| Exercise description |
Without the pictures, repeat the listing character for character.

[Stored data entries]
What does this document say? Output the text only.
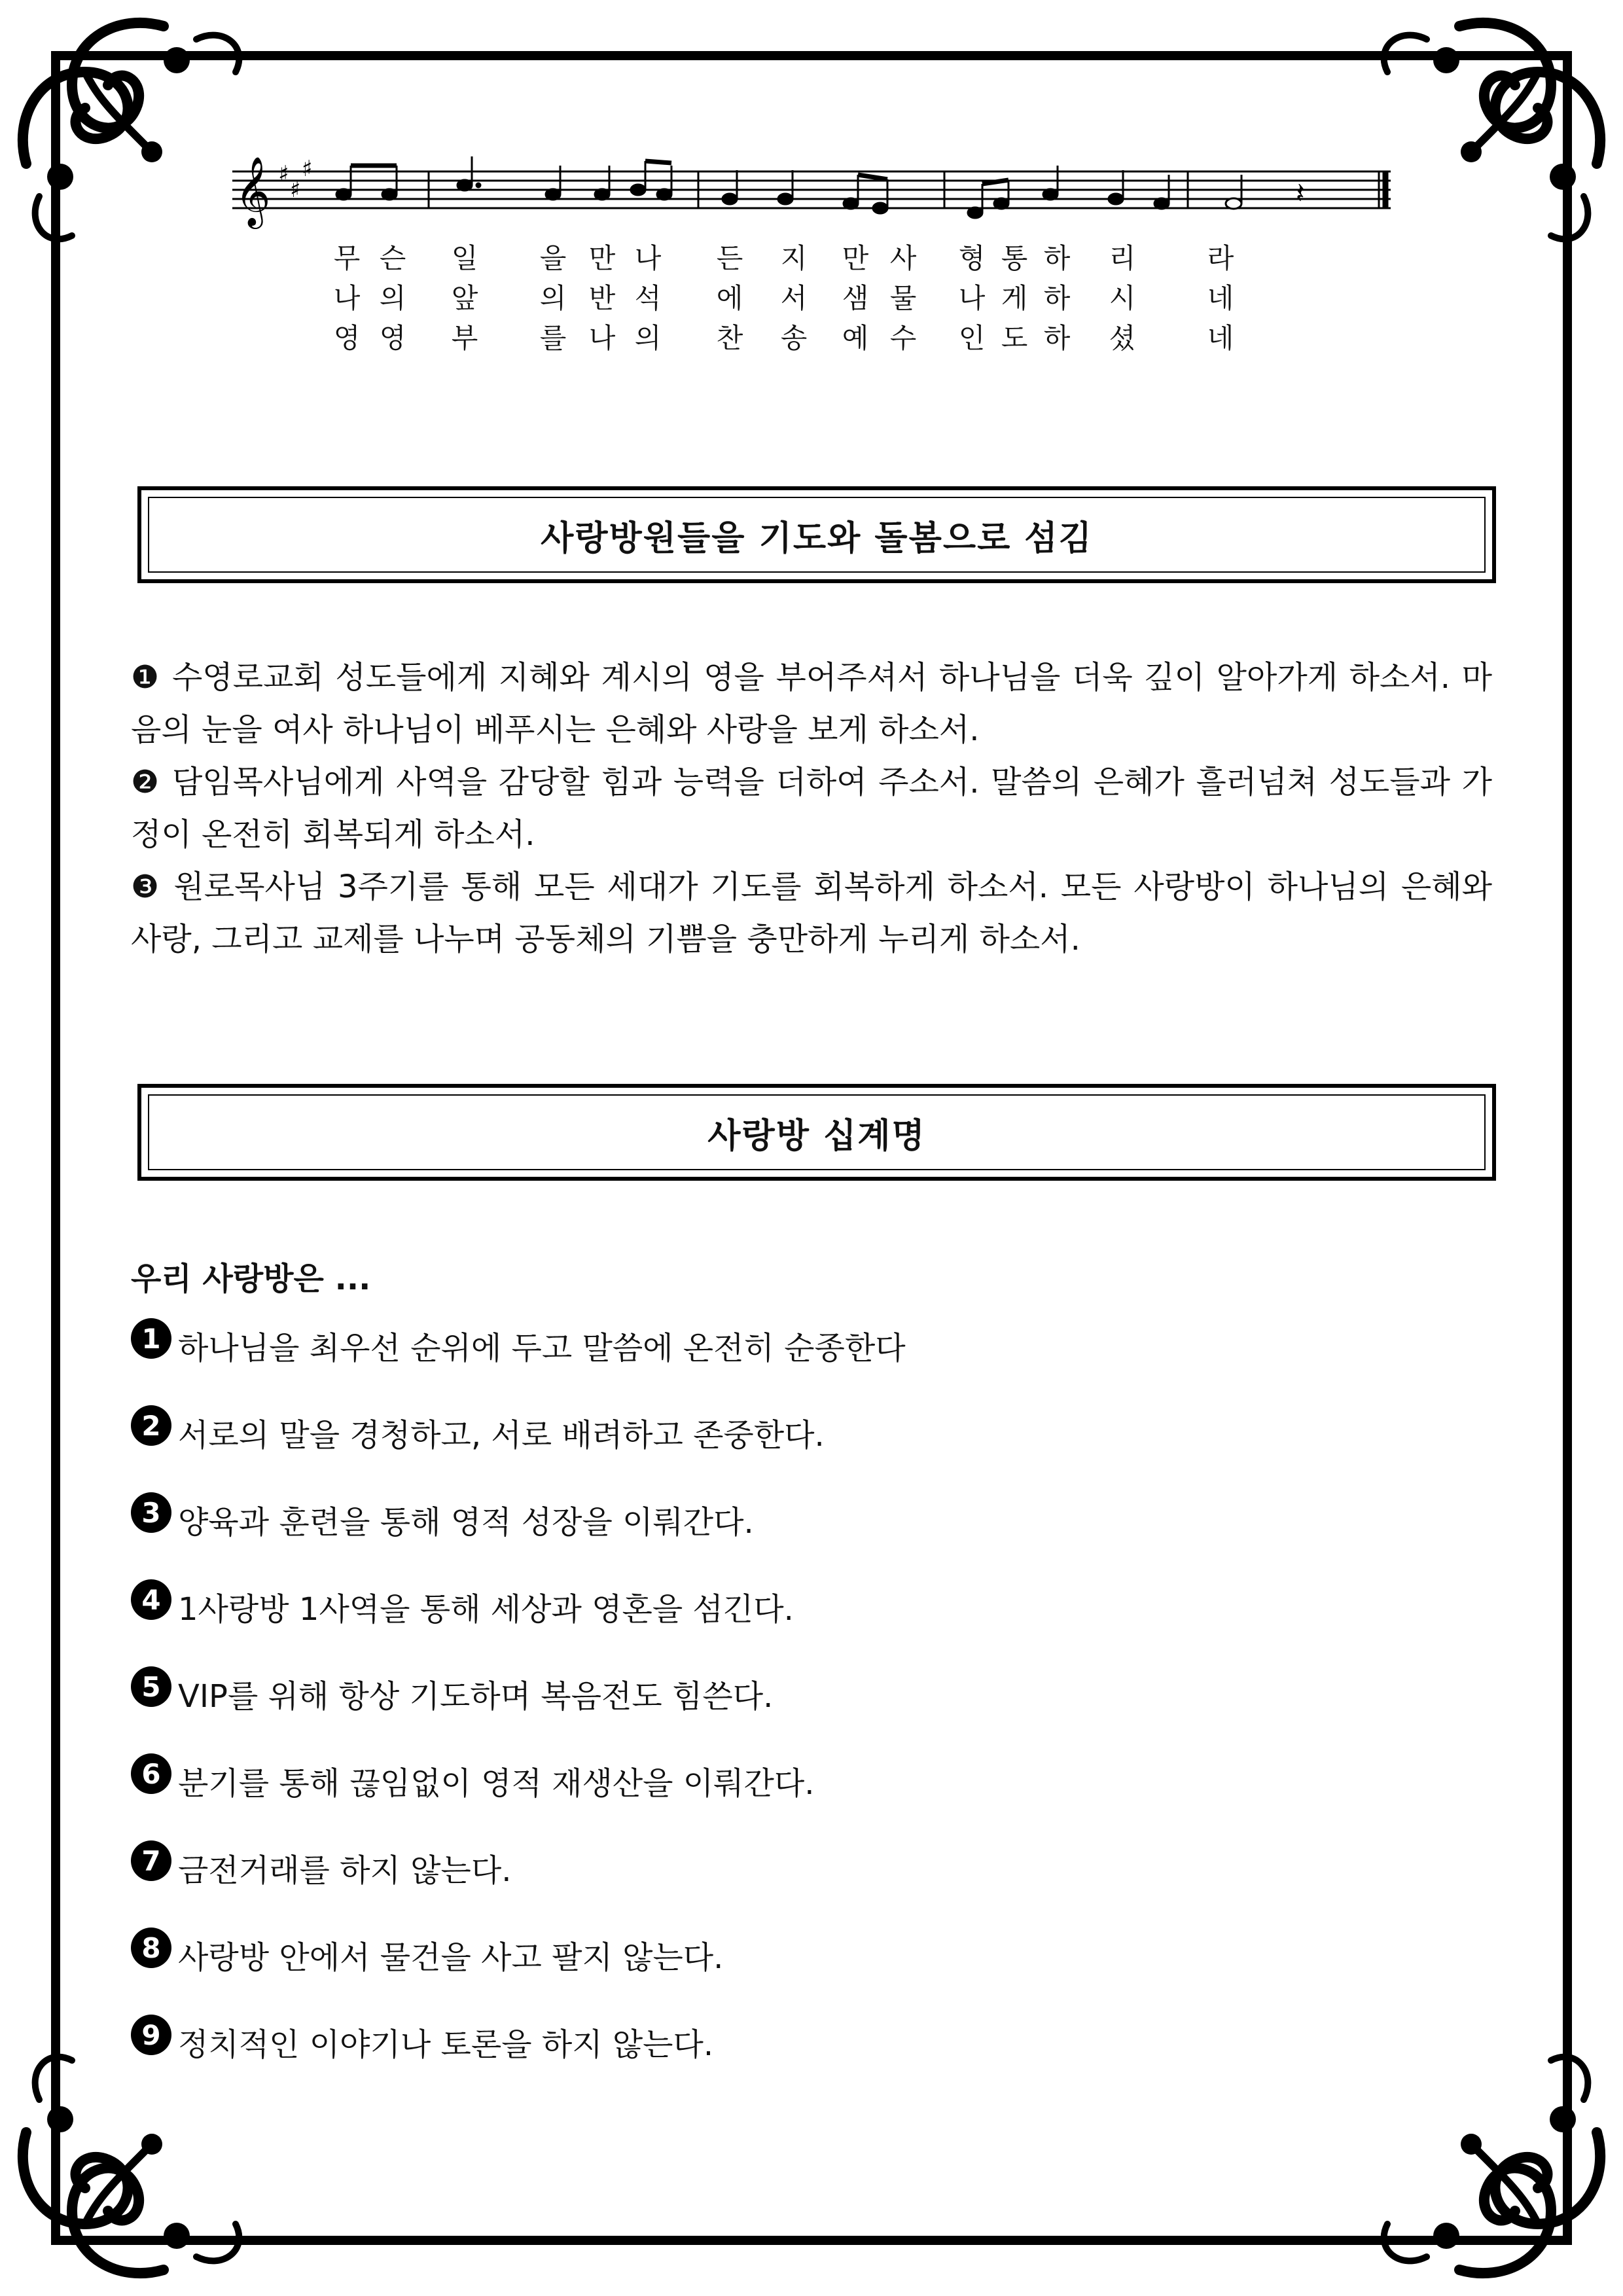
𝄞 ♯
♯
♯
𝄽
무 슨 일 을 만 나 든 지 만 사 형 통 하 리	라
나 의 앞 의 반 석 에 서 샘 물 나 게 하 시	네
영 영 부 를 나 의 찬 송 예 수 인 도 하 셨	네
사랑방원들을 기도와 돌봄으로 섬김

❶ 수영로교회 성도들에게 지혜와 계시의 영을 부어주셔서 하나님을 더욱 깊이 알아가게 하소서. 마음의 눈을 여사 하나님이 베푸시는 은혜와 사랑을 보게 하소서.

❷ 담임목사님에게 사역을 감당할 힘과 능력을 더하여 주소서. 말씀의 은혜가 흘러넘쳐 성도들과 가정이 온전히 회복되게 하소서.

❸ 원로목사님 3주기를 통해 모든 세대가 기도를 회복하게 하소서. 모든 사랑방이 하나님의 은혜와 사랑, 그리고 교제를 나누며 공동체의 기쁨을 충만하게 누리게 하소서.

사랑방 십계명
우리 사랑방은 ...
1 하나님을 최우선 순위에 두고 말씀에 온전히 순종한다
2 서로의 말을 경청하고, 서로 배려하고 존중한다.
3 양육과 훈련을 통해 영적 성장을 이뤄간다.
4 1사랑방 1사역을 통해 세상과 영혼을 섬긴다.
5 VIP를 위해 항상 기도하며 복음전도 힘쓴다.
6 분기를 통해 끊임없이 영적 재생산을 이뤄간다.
7 금전거래를 하지 않는다.
8 사랑방 안에서 물건을 사고 팔지 않는다.
9 정치적인 이야기나 토론을 하지 않는다.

| Solution to this exercise |
What does this document say? Output the text only.
𝄞 ♯
♯
♯
𝄽
무 슨 일 을 만 나 든 지 만 사 형 통 하 리	라
나 의 앞 의 반 석 에 서 샘 물 나 게 하 시	네
영 영 부 를 나 의 찬 송 예 수 인 도 하 셨	네
사랑방원들을 기도와 돌봄으로 섬김

❶ 수영로교회 성도들에게 지혜와 계시의 영을 부어주셔서 하나님을 더욱 깊이 알아가게 하소서. 마음의 눈을 여사 하나님이 베푸시는 은혜와 사랑을 보게 하소서.

❷ 담임목사님에게 사역을 감당할 힘과 능력을 더하여 주소서. 말씀의 은혜가 흘러넘쳐 성도들과 가정이 온전히 회복되게 하소서.

❸ 원로목사님 3주기를 통해 모든 세대가 기도를 회복하게 하소서. 모든 사랑방이 하나님의 은혜와 사랑, 그리고 교제를 나누며 공동체의 기쁨을 충만하게 누리게 하소서.

사랑방 십계명
우리 사랑방은 ...
1 하나님을 최우선 순위에 두고 말씀에 온전히 순종한다
2 서로의 말을 경청하고, 서로 배려하고 존중한다.
3 양육과 훈련을 통해 영적 성장을 이뤄간다.
4 1사랑방 1사역을 통해 세상과 영혼을 섬긴다.
5 VIP를 위해 항상 기도하며 복음전도 힘쓴다.
6 분기를 통해 끊임없이 영적 재생산을 이뤄간다.
7 금전거래를 하지 않는다.
8 사랑방 안에서 물건을 사고 팔지 않는다.
9 정치적인 이야기나 토론을 하지 않는다.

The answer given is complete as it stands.